*Task statement*: Copy out each line of the data that holds the word "Məmmədova".
## begin Entries
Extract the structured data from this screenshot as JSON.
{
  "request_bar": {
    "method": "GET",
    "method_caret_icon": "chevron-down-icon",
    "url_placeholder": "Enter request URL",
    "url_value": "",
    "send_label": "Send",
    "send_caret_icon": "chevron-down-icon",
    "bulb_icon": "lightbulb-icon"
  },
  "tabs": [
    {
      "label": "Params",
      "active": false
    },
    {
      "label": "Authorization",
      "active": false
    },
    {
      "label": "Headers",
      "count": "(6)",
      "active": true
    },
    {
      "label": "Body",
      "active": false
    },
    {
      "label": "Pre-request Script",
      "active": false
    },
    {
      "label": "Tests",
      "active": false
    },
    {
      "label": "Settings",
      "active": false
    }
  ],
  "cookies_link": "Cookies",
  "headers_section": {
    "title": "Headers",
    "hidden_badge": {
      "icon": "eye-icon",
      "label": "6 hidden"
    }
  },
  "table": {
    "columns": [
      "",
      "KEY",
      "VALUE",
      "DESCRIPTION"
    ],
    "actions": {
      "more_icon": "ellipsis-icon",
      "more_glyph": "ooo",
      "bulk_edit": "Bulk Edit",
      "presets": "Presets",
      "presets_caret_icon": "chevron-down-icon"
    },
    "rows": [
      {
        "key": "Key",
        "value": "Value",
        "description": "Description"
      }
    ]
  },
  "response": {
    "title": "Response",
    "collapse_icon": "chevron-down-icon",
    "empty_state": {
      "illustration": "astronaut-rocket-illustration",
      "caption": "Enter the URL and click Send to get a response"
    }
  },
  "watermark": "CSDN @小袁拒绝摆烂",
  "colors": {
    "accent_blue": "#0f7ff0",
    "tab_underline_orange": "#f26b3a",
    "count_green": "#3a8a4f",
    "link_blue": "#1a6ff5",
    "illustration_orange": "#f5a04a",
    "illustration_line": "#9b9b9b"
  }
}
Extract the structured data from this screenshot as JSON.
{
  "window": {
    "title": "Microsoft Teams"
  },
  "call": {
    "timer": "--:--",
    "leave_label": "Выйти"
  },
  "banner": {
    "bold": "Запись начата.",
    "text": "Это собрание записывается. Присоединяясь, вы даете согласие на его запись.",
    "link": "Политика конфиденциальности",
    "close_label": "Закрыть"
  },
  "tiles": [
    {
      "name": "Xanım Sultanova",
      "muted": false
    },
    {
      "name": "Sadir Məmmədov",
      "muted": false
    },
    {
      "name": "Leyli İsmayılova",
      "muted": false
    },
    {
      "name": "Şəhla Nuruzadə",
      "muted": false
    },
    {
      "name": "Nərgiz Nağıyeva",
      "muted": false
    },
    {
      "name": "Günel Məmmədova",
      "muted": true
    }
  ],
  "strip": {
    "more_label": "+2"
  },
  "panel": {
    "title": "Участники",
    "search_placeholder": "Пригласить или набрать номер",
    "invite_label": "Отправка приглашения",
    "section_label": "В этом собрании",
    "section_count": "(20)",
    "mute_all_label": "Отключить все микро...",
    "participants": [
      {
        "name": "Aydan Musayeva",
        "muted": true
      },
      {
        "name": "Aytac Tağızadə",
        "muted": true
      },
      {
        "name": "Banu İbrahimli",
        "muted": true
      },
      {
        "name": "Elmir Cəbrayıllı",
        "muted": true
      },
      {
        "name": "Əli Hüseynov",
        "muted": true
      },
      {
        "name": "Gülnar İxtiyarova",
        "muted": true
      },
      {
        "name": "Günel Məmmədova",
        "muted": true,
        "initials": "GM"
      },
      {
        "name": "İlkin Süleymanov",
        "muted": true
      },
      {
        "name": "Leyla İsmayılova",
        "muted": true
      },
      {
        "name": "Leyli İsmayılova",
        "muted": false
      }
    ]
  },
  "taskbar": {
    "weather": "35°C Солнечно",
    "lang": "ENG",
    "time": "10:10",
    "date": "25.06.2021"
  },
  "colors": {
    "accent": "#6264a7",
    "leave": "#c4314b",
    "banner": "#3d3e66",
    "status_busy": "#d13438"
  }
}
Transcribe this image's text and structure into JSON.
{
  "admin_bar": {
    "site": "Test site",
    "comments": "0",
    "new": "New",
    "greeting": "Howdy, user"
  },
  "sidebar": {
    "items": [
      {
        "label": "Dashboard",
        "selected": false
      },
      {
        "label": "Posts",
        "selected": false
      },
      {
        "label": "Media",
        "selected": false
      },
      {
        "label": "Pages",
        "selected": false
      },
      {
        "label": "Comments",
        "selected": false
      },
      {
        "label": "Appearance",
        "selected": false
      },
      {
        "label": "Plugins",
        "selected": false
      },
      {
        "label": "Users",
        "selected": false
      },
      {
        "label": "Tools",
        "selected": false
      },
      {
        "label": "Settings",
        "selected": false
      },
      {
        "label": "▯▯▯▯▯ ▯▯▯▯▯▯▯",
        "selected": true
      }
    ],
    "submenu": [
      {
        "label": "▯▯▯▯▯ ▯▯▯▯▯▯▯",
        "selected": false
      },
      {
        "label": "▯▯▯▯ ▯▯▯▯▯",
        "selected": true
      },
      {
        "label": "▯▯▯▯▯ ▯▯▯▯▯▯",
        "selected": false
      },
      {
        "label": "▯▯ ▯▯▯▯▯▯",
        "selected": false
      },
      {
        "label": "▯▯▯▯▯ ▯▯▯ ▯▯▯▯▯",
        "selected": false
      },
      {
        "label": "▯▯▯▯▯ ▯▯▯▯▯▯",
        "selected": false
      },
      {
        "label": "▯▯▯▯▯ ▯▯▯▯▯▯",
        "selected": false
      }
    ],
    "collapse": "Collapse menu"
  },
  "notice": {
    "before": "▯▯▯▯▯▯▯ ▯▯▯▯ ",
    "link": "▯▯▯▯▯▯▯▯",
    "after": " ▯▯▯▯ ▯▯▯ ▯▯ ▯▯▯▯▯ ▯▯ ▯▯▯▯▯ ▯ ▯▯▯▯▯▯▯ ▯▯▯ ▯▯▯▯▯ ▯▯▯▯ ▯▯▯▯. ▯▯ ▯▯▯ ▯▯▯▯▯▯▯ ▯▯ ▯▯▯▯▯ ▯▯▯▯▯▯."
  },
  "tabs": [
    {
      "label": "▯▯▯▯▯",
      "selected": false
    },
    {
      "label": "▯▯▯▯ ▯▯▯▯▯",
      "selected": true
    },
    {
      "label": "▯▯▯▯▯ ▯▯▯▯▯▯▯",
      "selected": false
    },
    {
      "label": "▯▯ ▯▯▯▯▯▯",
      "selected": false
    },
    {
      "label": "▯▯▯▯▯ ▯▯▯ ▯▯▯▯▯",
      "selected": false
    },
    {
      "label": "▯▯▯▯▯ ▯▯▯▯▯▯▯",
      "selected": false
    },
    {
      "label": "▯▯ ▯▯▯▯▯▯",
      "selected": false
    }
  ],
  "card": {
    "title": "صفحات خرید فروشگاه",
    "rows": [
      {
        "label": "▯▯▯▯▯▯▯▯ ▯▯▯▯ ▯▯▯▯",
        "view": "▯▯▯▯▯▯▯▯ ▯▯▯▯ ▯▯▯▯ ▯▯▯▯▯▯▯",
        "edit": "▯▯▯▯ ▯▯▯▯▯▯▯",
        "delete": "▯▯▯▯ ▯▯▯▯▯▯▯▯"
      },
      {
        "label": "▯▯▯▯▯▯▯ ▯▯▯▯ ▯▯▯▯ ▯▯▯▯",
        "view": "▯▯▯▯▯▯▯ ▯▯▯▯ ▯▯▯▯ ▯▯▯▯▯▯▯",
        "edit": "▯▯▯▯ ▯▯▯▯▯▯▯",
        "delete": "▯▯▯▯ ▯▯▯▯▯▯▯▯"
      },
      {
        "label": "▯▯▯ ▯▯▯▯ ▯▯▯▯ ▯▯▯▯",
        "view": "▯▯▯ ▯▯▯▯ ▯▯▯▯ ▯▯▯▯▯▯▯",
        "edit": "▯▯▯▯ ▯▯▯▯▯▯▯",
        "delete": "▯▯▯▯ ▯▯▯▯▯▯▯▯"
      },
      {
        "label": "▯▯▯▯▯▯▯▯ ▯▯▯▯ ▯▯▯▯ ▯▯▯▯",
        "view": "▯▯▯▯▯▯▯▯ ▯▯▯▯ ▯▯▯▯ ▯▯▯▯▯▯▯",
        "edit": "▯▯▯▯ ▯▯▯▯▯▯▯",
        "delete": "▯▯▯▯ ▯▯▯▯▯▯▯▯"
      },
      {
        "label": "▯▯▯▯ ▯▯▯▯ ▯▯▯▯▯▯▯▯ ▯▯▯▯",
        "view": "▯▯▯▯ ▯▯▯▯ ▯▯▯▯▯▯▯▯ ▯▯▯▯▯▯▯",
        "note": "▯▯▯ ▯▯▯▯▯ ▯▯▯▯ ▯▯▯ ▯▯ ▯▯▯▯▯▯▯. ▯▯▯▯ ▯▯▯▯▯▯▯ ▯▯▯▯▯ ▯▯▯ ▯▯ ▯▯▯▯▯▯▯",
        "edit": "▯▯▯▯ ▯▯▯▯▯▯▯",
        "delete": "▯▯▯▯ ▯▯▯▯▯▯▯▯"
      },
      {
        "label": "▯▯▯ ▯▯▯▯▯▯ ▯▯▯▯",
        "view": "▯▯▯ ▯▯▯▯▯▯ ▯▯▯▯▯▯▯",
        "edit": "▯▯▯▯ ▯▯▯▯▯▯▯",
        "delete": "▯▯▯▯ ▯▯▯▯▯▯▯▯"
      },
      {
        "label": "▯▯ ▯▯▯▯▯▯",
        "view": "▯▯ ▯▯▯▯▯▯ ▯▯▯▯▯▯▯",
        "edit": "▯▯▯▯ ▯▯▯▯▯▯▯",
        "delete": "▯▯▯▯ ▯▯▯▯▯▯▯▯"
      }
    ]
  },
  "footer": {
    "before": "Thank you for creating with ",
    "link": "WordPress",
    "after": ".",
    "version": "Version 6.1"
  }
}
## end Entries
*Full output*:
      "name": "Günel Məmmədova",
        "name": "Günel Məmmədova",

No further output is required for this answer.